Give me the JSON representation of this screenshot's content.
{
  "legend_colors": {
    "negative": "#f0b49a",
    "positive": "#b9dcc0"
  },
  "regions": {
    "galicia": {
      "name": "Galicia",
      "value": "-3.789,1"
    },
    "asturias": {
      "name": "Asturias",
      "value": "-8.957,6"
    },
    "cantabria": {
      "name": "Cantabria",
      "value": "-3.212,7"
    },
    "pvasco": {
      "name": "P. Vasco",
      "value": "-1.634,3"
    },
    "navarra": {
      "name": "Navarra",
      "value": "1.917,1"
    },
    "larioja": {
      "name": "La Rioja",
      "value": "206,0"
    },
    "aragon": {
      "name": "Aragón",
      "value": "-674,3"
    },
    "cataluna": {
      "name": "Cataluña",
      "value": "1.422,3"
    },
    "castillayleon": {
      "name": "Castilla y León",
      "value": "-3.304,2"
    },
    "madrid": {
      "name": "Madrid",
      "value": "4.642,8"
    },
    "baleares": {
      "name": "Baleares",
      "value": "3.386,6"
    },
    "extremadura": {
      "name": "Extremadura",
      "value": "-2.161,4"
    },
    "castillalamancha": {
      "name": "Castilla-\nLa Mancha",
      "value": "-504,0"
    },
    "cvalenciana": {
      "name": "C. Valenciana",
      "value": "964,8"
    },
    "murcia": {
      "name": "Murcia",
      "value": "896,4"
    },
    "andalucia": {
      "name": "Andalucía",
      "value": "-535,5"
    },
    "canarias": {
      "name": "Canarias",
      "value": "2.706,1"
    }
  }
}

+ + +

**JOB:** The records above should be returned exactly.

**IN RESPONSE:**
Give me the JSON representation of this screenshot's content.
{
  "legend_colors": {
    "negative": "#f0b49a",
    "positive": "#b9dcc0"
  },
  "regions": {
    "galicia": {
      "name": "Galicia",
      "value": "-3.789,1"
    },
    "asturias": {
      "name": "Asturias",
      "value": "-8.957,6"
    },
    "cantabria": {
      "name": "Cantabria",
      "value": "-3.212,7"
    },
    "pvasco": {
      "name": "P. Vasco",
      "value": "-1.634,3"
    },
    "navarra": {
      "name": "Navarra",
      "value": "1.917,1"
    },
    "larioja": {
      "name": "La Rioja",
      "value": "206,0"
    },
    "aragon": {
      "name": "Aragón",
      "value": "-674,3"
    },
    "cataluna": {
      "name": "Cataluña",
      "value": "1.422,3"
    },
    "castillayleon": {
      "name": "Castilla y León",
      "value": "-3.304,2"
    },
    "madrid": {
      "name": "Madrid",
      "value": "4.642,8"
    },
    "baleares": {
      "name": "Baleares",
      "value": "3.386,6"
    },
    "extremadura": {
      "name": "Extremadura",
      "value": "-2.161,4"
    },
    "castillalamancha": {
      "name": "Castilla-\nLa Mancha",
      "value": "-504,0"
    },
    "cvalenciana": {
      "name": "C. Valenciana",
      "value": "964,8"
    },
    "murcia": {
      "name": "Murcia",
      "value": "896,4"
    },
    "andalucia": {
      "name": "Andalucía",
      "value": "-535,5"
    },
    "canarias": {
      "name": "Canarias",
      "value": "2.706,1"
    }
  }
}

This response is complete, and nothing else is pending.